* INSTRUCTION: Identify and copy all lines of the material where the string "időszakot" is found.

(Data records)
--

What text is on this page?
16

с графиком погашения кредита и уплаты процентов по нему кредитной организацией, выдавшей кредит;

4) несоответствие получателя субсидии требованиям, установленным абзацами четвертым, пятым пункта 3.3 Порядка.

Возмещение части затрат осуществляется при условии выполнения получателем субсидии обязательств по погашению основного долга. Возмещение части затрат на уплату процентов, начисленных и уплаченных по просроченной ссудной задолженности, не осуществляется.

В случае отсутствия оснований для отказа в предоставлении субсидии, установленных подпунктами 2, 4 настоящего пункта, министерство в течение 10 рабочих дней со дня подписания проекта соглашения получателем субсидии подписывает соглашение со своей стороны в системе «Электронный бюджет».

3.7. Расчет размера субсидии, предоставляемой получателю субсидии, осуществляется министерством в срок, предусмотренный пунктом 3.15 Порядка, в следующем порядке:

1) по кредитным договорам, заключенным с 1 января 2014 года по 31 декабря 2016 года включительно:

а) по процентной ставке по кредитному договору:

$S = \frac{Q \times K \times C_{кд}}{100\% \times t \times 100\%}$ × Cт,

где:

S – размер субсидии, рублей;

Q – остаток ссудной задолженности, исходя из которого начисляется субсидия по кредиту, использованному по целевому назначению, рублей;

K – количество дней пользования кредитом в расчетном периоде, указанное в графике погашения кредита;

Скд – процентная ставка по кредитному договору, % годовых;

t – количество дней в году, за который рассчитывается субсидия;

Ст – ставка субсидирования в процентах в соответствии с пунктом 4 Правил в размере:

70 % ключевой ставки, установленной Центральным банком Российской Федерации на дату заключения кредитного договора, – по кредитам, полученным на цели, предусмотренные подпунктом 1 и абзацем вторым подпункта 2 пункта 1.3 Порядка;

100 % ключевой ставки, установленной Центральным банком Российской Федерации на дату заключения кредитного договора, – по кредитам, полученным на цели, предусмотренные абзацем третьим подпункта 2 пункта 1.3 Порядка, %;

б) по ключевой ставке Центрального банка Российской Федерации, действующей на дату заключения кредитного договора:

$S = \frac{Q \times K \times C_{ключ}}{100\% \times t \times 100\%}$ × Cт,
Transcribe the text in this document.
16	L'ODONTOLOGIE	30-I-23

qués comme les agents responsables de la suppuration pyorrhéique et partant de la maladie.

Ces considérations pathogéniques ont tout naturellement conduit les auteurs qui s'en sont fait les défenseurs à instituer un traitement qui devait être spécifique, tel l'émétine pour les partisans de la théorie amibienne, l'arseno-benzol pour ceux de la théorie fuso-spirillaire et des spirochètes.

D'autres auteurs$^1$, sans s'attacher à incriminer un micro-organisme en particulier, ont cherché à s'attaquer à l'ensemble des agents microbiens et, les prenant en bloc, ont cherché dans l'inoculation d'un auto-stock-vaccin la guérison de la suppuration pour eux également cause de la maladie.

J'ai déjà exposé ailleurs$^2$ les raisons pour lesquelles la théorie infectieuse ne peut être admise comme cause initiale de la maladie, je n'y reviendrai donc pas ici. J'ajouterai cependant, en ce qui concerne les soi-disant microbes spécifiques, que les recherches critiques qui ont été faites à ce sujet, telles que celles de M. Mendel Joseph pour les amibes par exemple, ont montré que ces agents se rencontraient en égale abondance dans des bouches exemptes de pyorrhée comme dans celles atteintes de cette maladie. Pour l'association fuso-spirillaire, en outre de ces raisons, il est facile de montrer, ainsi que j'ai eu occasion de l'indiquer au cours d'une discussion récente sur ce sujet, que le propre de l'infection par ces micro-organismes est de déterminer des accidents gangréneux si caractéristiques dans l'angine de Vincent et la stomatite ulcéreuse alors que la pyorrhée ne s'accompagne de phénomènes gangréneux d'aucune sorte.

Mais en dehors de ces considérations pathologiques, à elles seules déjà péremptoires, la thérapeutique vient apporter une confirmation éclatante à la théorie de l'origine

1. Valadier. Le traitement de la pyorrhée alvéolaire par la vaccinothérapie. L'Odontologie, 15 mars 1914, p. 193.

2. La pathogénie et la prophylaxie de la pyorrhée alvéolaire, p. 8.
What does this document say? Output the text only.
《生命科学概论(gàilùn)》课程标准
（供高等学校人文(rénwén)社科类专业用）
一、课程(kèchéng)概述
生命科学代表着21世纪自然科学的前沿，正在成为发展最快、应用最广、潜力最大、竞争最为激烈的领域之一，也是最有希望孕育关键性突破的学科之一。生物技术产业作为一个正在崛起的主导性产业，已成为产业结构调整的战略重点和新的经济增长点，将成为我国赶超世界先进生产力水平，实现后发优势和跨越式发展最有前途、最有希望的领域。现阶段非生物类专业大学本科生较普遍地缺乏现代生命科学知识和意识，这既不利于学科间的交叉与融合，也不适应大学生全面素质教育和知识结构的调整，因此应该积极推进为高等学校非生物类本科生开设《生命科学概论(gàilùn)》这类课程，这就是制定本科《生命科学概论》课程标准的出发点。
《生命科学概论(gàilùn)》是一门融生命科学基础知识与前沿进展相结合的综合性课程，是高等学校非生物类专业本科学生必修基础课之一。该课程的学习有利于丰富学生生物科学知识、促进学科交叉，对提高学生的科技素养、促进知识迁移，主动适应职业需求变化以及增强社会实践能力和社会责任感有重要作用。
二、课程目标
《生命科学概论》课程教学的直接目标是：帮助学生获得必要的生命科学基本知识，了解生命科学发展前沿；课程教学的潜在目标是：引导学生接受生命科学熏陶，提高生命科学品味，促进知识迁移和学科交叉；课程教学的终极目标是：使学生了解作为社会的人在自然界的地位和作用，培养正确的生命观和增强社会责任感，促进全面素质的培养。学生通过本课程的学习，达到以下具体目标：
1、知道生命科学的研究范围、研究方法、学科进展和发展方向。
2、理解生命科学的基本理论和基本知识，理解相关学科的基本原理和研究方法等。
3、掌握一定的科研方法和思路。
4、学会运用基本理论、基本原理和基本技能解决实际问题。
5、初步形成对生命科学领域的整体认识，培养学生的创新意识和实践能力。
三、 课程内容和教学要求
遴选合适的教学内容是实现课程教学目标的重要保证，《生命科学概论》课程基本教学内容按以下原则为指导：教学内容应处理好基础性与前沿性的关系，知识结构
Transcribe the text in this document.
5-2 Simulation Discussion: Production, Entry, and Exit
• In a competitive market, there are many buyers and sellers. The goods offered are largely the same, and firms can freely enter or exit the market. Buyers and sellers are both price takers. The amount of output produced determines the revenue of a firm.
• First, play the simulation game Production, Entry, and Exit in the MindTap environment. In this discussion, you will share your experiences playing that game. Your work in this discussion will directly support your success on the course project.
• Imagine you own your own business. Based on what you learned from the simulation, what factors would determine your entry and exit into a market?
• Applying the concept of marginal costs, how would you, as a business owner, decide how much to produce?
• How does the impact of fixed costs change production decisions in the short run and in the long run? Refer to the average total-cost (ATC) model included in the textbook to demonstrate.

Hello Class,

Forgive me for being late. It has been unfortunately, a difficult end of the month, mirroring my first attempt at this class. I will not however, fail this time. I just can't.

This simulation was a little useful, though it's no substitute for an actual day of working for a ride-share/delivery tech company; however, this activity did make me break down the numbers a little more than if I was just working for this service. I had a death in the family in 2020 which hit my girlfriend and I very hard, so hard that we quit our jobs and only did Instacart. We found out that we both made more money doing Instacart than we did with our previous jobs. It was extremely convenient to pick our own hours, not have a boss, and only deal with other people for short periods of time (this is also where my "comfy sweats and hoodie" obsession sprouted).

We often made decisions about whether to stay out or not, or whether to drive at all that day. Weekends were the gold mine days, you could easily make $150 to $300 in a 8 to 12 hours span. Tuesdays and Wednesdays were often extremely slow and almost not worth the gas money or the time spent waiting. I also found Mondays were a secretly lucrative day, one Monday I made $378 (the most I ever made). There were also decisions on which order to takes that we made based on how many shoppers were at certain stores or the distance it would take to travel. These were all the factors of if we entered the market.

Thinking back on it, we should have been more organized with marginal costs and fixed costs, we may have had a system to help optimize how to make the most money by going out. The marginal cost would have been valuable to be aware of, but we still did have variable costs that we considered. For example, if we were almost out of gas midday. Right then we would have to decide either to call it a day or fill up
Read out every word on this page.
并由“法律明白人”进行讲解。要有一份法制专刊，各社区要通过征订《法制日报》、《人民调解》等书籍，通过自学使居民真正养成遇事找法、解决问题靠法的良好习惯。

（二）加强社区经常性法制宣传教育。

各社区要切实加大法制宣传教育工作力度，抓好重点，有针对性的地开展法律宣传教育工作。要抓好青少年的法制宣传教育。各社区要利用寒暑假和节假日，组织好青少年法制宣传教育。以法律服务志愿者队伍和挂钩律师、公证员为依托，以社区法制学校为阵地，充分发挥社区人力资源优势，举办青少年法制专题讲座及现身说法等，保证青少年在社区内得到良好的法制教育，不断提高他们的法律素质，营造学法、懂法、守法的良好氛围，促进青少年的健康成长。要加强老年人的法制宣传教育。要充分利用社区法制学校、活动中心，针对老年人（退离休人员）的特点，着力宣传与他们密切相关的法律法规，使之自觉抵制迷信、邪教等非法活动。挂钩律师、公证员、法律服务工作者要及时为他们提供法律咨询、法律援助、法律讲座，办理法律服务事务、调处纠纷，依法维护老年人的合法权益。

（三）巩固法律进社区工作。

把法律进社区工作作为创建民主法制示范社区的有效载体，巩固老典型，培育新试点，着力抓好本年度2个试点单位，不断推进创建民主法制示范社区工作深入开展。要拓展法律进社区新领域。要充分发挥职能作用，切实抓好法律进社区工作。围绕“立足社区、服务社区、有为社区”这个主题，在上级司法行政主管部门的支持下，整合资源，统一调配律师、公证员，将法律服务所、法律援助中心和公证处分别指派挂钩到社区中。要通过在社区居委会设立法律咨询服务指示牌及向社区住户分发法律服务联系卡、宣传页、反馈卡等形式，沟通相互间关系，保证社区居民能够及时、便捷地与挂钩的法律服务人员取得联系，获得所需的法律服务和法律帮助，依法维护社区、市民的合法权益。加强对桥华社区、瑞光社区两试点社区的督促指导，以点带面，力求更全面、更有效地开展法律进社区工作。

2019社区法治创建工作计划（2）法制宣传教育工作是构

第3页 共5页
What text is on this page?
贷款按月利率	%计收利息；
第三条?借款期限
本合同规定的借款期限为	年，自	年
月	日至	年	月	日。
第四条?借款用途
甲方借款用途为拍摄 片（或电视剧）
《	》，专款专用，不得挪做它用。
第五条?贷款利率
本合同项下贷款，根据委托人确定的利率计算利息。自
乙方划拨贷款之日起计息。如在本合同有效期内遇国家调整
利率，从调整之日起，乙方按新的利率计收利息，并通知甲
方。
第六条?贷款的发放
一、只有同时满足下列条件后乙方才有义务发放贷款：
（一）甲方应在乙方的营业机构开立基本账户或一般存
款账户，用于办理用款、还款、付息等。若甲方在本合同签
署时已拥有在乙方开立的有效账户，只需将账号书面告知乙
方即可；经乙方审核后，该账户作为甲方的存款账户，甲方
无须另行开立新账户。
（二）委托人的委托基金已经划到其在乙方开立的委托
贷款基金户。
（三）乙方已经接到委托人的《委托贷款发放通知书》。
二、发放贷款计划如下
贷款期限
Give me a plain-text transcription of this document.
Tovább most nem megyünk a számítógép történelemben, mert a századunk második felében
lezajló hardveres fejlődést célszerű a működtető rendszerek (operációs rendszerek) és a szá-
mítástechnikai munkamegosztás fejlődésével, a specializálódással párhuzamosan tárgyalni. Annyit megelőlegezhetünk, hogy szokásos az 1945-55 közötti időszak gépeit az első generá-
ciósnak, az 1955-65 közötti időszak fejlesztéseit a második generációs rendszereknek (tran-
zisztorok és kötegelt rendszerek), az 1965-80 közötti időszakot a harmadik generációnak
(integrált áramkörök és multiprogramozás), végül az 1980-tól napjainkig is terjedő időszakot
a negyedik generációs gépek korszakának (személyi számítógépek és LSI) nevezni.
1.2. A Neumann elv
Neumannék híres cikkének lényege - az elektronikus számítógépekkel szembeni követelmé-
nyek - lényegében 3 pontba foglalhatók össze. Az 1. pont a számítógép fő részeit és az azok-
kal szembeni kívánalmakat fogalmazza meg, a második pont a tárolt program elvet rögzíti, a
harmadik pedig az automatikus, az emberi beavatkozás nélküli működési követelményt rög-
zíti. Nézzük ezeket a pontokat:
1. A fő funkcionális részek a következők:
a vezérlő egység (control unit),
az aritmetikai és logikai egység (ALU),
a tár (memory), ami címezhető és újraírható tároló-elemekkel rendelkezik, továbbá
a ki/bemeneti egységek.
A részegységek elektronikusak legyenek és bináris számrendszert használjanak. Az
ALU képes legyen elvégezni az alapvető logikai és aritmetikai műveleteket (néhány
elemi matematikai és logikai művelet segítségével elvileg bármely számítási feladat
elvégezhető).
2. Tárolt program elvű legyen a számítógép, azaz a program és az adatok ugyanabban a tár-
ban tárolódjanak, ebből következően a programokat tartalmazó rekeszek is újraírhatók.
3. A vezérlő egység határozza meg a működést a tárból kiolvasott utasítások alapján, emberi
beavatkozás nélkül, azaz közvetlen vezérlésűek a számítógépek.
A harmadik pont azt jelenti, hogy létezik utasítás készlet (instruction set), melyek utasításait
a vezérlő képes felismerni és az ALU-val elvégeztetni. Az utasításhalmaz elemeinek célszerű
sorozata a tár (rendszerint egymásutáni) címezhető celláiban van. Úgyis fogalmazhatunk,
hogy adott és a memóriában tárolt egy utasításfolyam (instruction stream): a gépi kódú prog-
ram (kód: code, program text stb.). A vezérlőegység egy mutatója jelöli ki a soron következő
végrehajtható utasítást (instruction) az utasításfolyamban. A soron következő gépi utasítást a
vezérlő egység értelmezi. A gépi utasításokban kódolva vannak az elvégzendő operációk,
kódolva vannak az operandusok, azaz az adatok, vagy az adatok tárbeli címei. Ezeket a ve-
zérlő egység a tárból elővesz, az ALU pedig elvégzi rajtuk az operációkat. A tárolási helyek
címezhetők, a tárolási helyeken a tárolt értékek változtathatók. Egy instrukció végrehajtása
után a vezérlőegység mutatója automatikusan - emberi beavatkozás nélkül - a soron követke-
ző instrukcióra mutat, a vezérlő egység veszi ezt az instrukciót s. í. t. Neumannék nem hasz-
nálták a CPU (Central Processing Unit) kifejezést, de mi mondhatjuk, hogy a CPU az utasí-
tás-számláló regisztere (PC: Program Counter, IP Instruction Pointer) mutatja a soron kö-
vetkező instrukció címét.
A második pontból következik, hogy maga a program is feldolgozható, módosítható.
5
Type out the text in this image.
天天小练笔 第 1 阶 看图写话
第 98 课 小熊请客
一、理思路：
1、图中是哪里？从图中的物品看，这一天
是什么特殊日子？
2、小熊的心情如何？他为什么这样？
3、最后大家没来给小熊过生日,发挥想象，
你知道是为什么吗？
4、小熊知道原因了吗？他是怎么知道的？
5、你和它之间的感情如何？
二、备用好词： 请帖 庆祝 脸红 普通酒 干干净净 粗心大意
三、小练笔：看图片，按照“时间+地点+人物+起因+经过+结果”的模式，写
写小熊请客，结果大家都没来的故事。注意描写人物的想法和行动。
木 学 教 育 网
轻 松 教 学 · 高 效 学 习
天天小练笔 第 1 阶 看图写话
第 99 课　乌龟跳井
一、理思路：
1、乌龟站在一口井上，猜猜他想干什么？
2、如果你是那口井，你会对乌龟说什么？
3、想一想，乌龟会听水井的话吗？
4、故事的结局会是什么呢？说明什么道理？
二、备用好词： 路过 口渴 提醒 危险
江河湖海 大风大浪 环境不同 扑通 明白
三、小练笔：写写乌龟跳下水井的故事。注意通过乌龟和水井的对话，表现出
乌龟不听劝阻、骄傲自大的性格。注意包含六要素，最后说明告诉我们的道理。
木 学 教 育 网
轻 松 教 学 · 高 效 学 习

--

* FINISHED TASK:
zisztorok és kötegelt rendszerek), az 1965-80 közötti időszakot a harmadik generációnak
(integrált áramkörök és multiprogramozás), végül az 1980-tól napjainkig is terjedő időszakot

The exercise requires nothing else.